**LISTED RECORDS**
_ _ _ _

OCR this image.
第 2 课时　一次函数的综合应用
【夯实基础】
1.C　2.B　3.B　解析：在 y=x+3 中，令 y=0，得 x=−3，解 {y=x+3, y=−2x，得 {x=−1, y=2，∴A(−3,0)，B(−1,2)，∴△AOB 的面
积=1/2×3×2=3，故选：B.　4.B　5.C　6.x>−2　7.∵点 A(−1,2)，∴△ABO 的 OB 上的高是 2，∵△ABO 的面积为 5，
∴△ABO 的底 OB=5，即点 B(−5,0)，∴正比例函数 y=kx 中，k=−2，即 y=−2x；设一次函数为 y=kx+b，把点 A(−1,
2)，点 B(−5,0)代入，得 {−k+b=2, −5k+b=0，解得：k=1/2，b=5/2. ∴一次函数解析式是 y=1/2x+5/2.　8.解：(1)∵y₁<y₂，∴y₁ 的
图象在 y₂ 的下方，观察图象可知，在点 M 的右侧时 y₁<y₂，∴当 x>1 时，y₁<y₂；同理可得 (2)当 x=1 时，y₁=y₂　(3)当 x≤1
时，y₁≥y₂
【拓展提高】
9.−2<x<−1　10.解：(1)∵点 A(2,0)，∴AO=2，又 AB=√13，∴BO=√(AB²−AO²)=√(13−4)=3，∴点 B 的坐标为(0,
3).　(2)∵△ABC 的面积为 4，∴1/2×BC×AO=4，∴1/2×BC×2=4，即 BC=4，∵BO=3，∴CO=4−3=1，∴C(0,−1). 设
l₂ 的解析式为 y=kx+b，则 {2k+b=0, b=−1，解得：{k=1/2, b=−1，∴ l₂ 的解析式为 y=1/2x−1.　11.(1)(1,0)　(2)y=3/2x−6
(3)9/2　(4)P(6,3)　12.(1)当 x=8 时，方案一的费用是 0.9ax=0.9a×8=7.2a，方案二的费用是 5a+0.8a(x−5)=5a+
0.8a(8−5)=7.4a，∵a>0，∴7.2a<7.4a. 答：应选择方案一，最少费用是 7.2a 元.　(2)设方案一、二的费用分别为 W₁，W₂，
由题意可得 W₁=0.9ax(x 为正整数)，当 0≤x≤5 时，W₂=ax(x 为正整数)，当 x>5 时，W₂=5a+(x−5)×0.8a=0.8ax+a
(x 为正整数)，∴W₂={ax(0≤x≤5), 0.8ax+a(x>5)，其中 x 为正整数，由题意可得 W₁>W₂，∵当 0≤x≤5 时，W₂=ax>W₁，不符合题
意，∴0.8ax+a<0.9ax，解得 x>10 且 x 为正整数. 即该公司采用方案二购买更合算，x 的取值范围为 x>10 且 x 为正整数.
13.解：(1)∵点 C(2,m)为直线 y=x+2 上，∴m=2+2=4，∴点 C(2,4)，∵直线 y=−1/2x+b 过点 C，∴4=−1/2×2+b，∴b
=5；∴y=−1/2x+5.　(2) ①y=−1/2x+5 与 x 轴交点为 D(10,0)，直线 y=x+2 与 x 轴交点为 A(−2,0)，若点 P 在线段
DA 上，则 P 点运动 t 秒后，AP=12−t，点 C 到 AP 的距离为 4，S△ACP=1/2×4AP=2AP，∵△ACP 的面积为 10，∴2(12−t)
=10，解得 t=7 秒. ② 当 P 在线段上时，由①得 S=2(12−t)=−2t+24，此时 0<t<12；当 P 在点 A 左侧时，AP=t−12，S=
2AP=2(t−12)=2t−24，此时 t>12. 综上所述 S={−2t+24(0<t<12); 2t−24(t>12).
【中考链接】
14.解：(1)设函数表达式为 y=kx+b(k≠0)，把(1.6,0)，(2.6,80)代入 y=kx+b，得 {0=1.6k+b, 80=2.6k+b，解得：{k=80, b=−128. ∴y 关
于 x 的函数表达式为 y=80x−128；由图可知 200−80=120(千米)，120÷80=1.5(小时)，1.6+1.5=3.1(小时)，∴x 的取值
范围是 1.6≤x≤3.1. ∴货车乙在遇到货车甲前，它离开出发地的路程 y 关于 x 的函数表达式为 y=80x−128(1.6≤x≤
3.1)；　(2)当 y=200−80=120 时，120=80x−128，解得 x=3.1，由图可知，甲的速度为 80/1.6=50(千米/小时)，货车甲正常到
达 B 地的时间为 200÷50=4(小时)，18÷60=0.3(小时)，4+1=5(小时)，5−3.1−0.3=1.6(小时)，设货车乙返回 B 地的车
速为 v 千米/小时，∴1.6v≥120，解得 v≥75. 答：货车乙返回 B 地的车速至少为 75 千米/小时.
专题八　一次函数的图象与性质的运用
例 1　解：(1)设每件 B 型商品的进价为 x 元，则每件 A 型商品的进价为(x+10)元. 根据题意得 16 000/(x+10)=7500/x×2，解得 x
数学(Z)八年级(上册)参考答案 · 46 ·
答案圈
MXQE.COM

_ _ _ _

**TO BE DONE**
Count how many lines in the data above hold the string "由图可知", and give the number with no other words.

**THE ANSWER**
2